_MATERIAL_

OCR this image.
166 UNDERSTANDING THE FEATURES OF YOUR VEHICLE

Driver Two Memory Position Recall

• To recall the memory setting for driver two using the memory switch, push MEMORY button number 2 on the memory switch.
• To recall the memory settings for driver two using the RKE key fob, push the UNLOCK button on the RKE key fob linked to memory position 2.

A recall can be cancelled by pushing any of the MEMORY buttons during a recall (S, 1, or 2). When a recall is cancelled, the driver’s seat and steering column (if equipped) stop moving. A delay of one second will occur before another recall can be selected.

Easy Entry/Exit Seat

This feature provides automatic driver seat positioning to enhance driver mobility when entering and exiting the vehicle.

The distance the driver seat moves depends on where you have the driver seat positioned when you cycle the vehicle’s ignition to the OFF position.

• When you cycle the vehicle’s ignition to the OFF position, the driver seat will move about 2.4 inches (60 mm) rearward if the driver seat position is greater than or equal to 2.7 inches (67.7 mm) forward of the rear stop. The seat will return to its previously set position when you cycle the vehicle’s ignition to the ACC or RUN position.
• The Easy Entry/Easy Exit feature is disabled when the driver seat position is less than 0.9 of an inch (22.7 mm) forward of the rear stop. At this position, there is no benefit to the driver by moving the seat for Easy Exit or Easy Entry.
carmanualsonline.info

_EXERCISE_
From the records above, extract everything verbatim.

_RESULT OF THE TASK_
OCR this image.
166 UNDERSTANDING THE FEATURES OF YOUR VEHICLE

Driver Two Memory Position Recall

• To recall the memory setting for driver two using the memory switch, push MEMORY button number 2 on the memory switch.
• To recall the memory settings for driver two using the RKE key fob, push the UNLOCK button on the RKE key fob linked to memory position 2.

A recall can be cancelled by pushing any of the MEMORY buttons during a recall (S, 1, or 2). When a recall is cancelled, the driver’s seat and steering column (if equipped) stop moving. A delay of one second will occur before another recall can be selected.

Easy Entry/Exit Seat

This feature provides automatic driver seat positioning to enhance driver mobility when entering and exiting the vehicle.

The distance the driver seat moves depends on where you have the driver seat positioned when you cycle the vehicle’s ignition to the OFF position.

• When you cycle the vehicle’s ignition to the OFF position, the driver seat will move about 2.4 inches (60 mm) rearward if the driver seat position is greater than or equal to 2.7 inches (67.7 mm) forward of the rear stop. The seat will return to its previously set position when you cycle the vehicle’s ignition to the ACC or RUN position.
• The Easy Entry/Easy Exit feature is disabled when the driver seat position is less than 0.9 of an inch (22.7 mm) forward of the rear stop. At this position, there is no benefit to the driver by moving the seat for Easy Exit or Easy Entry.
carmanualsonline.info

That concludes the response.